— start Data records —

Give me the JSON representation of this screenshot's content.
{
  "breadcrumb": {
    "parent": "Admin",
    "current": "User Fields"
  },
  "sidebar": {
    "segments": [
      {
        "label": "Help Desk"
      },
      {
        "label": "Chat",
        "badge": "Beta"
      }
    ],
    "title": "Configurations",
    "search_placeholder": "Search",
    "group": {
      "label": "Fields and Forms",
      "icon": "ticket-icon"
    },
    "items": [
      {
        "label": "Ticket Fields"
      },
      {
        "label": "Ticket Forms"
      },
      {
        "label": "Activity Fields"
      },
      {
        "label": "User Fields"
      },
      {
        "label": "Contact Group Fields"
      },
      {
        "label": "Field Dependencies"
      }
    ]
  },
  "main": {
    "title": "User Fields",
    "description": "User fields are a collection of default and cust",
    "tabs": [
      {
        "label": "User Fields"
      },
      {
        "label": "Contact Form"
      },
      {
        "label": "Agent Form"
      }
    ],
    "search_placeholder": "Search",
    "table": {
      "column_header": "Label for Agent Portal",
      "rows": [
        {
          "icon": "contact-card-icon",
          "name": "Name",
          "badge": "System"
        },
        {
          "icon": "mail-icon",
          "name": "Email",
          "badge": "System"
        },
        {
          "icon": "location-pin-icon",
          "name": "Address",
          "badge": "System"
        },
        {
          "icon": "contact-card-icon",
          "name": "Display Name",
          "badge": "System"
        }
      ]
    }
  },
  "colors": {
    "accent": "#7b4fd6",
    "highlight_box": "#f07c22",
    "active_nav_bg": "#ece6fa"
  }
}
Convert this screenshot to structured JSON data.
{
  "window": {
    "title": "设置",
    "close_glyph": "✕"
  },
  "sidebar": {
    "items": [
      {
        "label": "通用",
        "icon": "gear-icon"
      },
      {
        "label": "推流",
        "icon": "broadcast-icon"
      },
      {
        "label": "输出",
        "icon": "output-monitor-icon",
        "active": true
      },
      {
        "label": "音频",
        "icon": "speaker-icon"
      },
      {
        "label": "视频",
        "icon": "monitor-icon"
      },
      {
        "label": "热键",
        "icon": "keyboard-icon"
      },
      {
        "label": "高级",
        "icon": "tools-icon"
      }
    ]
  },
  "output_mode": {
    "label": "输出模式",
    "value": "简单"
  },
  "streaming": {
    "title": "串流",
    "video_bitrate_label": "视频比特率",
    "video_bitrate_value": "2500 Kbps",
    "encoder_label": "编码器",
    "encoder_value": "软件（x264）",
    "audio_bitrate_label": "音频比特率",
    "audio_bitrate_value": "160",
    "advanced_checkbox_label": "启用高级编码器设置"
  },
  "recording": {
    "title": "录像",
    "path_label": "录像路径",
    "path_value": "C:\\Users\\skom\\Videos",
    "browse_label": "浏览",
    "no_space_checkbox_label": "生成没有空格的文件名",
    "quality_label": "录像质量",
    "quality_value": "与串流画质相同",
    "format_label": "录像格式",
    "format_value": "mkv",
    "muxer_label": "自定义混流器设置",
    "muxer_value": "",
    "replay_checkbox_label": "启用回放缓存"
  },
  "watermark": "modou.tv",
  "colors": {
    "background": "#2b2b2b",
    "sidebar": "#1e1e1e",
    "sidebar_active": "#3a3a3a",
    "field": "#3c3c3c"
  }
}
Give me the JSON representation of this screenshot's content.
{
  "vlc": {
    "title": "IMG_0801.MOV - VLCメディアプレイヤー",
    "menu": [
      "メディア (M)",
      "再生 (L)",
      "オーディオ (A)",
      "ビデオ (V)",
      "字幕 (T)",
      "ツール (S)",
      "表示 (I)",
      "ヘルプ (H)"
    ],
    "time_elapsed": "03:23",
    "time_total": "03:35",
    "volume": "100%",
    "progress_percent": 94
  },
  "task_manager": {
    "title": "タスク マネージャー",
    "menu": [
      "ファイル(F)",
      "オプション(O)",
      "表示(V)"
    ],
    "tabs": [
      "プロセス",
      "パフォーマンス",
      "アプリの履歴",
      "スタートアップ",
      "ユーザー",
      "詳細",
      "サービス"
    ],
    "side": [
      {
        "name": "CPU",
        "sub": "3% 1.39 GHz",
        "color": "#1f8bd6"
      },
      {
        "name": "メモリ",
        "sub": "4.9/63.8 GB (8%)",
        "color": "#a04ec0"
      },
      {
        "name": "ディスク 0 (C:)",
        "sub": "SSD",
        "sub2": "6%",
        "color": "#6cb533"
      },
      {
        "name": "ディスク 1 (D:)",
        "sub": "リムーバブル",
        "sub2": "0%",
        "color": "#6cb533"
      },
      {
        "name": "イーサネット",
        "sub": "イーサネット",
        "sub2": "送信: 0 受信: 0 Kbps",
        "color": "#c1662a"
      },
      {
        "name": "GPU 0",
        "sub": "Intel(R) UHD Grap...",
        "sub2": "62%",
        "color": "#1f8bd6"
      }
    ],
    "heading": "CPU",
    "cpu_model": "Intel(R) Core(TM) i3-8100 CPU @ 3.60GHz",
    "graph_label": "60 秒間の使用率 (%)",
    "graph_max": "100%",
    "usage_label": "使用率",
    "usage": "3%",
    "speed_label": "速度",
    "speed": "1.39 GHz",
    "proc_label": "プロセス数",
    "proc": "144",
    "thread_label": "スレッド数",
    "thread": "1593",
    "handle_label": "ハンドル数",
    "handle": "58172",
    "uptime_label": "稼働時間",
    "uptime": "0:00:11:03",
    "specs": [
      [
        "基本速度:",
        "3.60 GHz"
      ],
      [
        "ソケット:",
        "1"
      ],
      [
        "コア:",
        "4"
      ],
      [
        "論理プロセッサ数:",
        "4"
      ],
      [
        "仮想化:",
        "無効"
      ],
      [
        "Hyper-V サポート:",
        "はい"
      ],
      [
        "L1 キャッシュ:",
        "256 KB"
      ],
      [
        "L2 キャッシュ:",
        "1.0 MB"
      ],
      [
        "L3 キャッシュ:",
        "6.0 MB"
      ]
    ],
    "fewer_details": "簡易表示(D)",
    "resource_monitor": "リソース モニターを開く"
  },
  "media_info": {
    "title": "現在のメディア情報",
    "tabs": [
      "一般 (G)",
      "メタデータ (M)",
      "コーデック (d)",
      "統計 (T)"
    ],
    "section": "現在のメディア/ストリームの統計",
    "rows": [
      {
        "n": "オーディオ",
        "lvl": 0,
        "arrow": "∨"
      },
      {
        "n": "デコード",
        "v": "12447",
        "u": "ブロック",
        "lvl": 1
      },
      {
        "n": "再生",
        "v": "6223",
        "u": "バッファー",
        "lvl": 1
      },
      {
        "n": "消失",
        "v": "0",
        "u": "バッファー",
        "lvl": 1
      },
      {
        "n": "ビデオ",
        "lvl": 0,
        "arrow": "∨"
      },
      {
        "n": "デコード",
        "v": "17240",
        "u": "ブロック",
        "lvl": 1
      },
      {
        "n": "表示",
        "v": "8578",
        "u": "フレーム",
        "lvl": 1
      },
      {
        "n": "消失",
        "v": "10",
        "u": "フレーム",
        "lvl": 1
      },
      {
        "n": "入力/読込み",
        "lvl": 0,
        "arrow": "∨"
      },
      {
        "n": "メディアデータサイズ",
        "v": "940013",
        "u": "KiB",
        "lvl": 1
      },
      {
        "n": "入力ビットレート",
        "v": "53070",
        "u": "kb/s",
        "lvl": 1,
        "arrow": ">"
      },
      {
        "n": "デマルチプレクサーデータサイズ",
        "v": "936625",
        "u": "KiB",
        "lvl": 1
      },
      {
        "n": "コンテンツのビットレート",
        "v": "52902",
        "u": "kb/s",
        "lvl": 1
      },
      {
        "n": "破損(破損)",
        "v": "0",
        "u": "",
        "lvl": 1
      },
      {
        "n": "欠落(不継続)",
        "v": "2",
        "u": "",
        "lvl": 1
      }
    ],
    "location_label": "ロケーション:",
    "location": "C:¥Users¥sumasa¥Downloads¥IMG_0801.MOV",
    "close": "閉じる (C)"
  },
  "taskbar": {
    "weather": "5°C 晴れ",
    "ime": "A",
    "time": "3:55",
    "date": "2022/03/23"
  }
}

— end Data records —

### Problem to work on
Reply with nothing except the number of lines in the listing above that include the string "Intel".

### Answer to the exercise
2